Written instruction: Sort through the entries below and pull out lines containing the word "name".

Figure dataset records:
..........

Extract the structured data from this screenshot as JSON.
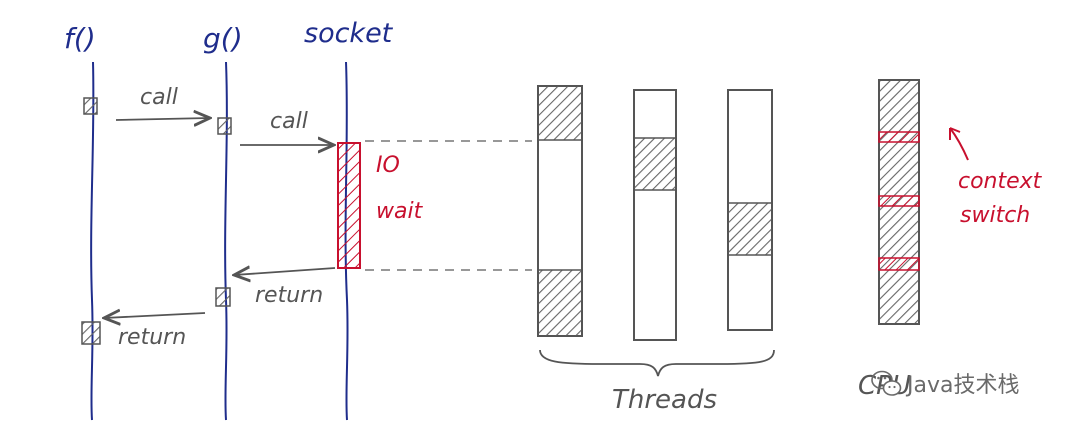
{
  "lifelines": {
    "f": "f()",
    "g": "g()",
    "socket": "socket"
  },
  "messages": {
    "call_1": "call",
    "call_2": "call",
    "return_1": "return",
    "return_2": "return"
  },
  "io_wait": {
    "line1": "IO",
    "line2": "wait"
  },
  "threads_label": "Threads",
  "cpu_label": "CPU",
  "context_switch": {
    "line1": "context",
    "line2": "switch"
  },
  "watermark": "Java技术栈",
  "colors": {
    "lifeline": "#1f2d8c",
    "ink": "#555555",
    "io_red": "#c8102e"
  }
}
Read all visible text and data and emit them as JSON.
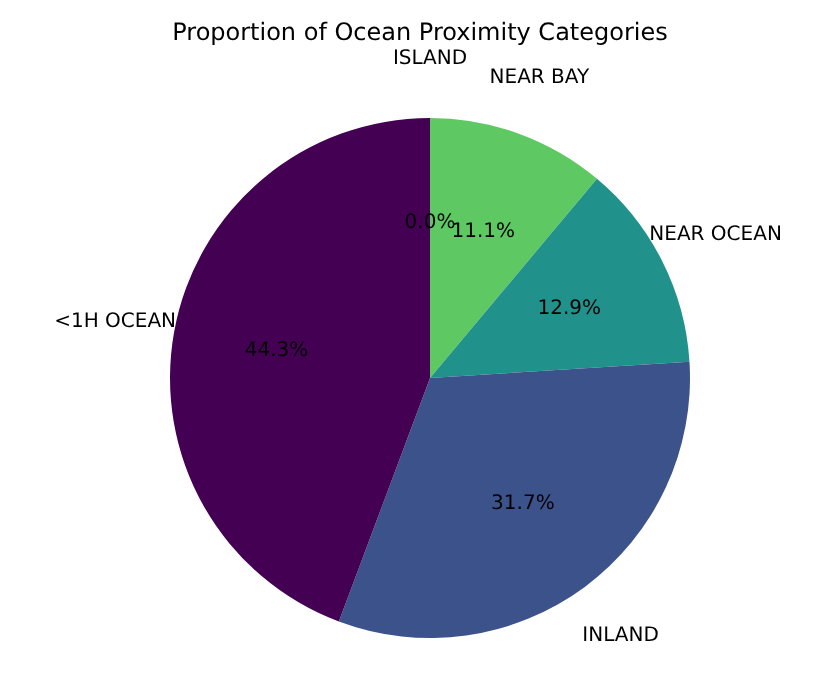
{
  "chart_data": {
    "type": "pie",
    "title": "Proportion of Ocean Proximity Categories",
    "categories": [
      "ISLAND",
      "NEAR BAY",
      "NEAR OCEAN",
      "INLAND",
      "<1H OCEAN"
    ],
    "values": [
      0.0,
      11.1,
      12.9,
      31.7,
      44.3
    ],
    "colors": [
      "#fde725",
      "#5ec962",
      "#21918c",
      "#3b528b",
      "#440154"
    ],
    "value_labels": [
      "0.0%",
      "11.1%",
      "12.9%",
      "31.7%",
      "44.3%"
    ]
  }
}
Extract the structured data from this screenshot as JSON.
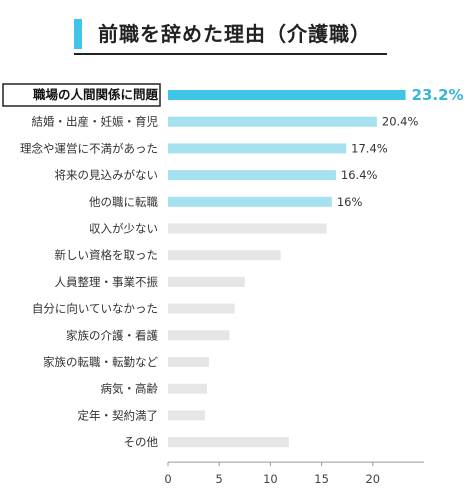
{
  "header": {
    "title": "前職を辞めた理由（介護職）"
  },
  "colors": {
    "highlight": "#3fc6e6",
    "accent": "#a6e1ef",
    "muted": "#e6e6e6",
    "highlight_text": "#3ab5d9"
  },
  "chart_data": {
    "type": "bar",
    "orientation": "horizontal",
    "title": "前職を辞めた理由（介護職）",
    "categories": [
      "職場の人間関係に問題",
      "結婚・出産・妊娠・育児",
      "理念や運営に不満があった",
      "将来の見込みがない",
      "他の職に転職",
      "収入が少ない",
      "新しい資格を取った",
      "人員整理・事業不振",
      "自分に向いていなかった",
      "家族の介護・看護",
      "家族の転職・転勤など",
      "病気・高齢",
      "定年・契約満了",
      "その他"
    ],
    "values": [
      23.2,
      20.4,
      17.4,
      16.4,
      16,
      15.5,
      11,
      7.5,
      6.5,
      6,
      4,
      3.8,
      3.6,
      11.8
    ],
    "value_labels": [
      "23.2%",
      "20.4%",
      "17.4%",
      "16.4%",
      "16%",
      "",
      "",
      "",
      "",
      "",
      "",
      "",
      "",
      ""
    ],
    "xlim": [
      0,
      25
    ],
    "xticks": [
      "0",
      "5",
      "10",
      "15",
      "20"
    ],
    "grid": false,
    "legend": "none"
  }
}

..........

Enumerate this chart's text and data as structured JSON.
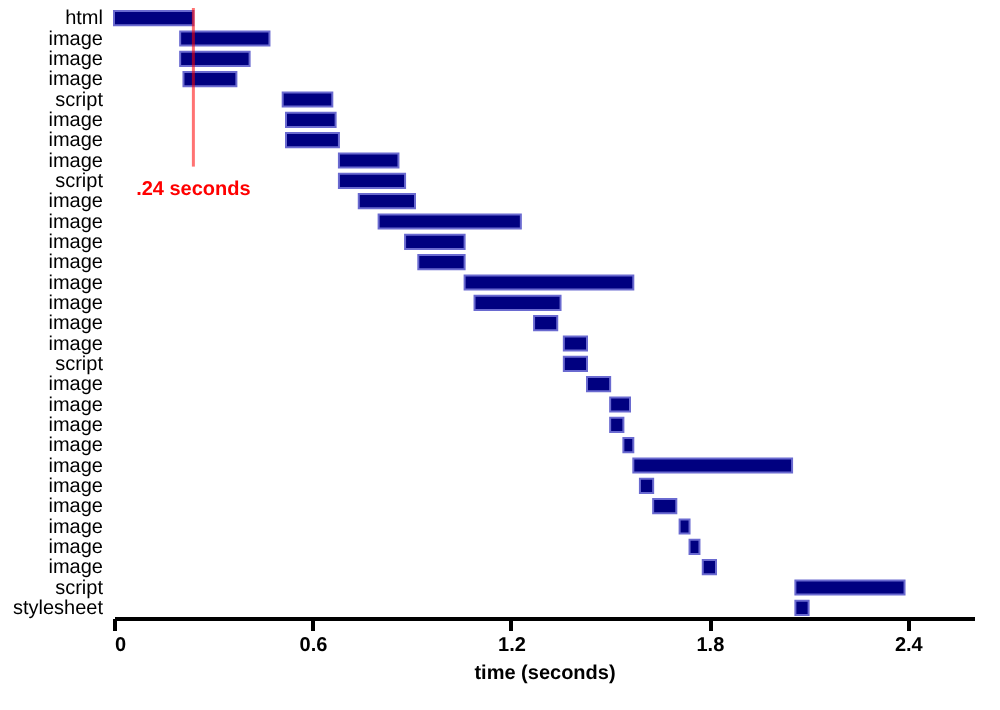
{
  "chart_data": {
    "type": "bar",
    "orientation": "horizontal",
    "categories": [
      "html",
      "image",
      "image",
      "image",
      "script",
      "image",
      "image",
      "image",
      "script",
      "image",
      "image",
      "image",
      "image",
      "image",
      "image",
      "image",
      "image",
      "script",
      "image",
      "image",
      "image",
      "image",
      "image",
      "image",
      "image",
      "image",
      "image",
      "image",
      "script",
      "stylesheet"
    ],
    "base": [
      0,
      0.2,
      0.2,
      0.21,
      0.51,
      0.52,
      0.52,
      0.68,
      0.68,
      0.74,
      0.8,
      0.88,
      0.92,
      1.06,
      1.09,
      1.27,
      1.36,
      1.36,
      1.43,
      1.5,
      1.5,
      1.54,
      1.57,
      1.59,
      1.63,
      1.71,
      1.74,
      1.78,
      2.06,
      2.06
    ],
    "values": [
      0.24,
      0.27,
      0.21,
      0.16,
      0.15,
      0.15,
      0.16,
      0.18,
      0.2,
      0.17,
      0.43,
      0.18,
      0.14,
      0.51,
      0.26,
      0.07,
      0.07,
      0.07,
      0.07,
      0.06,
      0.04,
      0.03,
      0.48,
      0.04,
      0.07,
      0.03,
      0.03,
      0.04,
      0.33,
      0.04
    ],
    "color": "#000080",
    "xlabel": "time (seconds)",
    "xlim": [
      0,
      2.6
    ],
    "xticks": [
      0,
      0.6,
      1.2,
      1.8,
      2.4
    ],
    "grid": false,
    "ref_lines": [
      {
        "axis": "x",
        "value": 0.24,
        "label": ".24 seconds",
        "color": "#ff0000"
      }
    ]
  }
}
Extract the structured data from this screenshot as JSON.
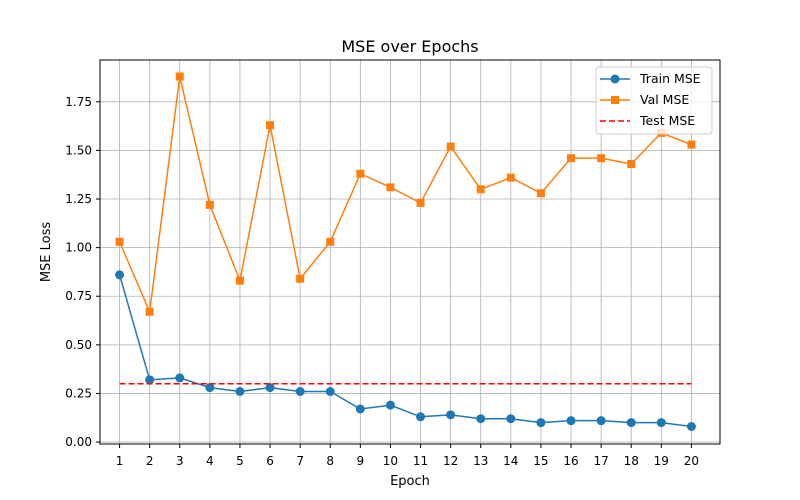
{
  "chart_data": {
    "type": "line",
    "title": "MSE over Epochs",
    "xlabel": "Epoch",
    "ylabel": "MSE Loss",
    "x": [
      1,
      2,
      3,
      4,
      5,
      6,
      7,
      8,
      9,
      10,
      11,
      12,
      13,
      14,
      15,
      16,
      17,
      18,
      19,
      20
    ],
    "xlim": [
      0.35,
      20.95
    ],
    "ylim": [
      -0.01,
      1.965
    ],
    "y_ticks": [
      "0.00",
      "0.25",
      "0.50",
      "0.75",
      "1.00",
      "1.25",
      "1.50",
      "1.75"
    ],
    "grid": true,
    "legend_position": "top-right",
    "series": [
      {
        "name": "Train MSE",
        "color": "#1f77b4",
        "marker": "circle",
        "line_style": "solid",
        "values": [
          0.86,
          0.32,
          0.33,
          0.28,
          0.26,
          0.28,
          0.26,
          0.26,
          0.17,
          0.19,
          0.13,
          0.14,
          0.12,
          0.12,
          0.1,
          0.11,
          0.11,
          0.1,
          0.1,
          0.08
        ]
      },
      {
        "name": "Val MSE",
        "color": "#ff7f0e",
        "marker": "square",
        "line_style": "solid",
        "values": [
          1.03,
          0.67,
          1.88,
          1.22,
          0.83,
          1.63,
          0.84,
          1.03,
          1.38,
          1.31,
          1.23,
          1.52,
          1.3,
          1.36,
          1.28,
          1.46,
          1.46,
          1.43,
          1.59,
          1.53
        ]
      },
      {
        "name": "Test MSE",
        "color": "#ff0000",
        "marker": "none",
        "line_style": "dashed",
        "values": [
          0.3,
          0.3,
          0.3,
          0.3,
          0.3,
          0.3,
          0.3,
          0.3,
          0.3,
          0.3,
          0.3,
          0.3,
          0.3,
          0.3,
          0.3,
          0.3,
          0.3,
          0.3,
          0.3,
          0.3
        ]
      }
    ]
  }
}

..........

Complete answer:
        "name": "Train MSE",
        "name": "Val MSE",
        "name": "Test MSE",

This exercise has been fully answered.